[GOAL OF THE EXERCISE]
Extract every line of the dataset excerpt below that contains the word "category", and copy each one in full. The match is case-sensitive.

Excerpt from a dataset
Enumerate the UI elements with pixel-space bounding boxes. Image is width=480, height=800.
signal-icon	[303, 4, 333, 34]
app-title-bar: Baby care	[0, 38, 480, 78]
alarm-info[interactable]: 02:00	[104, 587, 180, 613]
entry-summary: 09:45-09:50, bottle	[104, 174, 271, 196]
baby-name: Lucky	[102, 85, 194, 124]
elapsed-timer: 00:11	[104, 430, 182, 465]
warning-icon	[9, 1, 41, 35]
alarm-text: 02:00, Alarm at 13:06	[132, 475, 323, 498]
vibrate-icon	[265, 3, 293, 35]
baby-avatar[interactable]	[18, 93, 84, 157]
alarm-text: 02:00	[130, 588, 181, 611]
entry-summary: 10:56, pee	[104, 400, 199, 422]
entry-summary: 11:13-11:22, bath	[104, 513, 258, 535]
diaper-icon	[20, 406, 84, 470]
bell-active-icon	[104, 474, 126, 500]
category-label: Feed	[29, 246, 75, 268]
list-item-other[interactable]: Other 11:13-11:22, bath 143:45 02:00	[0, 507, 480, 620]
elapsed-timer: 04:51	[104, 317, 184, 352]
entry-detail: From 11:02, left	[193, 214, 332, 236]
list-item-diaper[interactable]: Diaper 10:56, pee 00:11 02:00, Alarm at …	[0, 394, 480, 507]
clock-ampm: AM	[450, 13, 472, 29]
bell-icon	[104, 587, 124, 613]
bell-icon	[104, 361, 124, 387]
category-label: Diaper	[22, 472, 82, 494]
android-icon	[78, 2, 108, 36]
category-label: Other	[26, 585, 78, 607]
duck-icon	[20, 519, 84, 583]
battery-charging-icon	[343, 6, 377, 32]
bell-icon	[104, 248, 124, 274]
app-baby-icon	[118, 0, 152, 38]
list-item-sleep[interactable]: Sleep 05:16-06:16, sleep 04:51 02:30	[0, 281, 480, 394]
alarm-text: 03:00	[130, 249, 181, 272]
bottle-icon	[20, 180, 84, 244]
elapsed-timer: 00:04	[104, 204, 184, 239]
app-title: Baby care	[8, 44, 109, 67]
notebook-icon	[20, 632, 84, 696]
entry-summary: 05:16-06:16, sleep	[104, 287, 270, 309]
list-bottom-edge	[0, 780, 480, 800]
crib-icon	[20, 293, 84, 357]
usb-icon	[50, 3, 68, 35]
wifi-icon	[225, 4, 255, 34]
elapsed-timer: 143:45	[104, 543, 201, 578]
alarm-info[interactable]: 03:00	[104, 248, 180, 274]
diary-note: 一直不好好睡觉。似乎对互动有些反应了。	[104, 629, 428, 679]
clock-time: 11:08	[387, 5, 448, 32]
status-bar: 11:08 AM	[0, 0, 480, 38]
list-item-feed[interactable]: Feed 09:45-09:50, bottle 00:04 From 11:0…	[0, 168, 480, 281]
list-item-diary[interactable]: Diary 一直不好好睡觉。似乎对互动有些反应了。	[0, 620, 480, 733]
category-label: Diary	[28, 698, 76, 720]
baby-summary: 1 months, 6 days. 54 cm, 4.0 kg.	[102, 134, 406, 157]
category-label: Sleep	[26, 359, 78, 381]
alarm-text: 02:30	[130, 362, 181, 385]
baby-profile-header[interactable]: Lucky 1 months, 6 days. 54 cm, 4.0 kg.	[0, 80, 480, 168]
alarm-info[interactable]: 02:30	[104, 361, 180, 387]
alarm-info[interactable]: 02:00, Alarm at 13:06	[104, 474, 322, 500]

[RESPONSE BELOW]
category-label: Feed	[29, 246, 75, 268]
category-label: Diaper	[22, 472, 82, 494]
category-label: Other	[26, 585, 78, 607]
category-label: Diary	[28, 698, 76, 720]
category-label: Sleep	[26, 359, 78, 381]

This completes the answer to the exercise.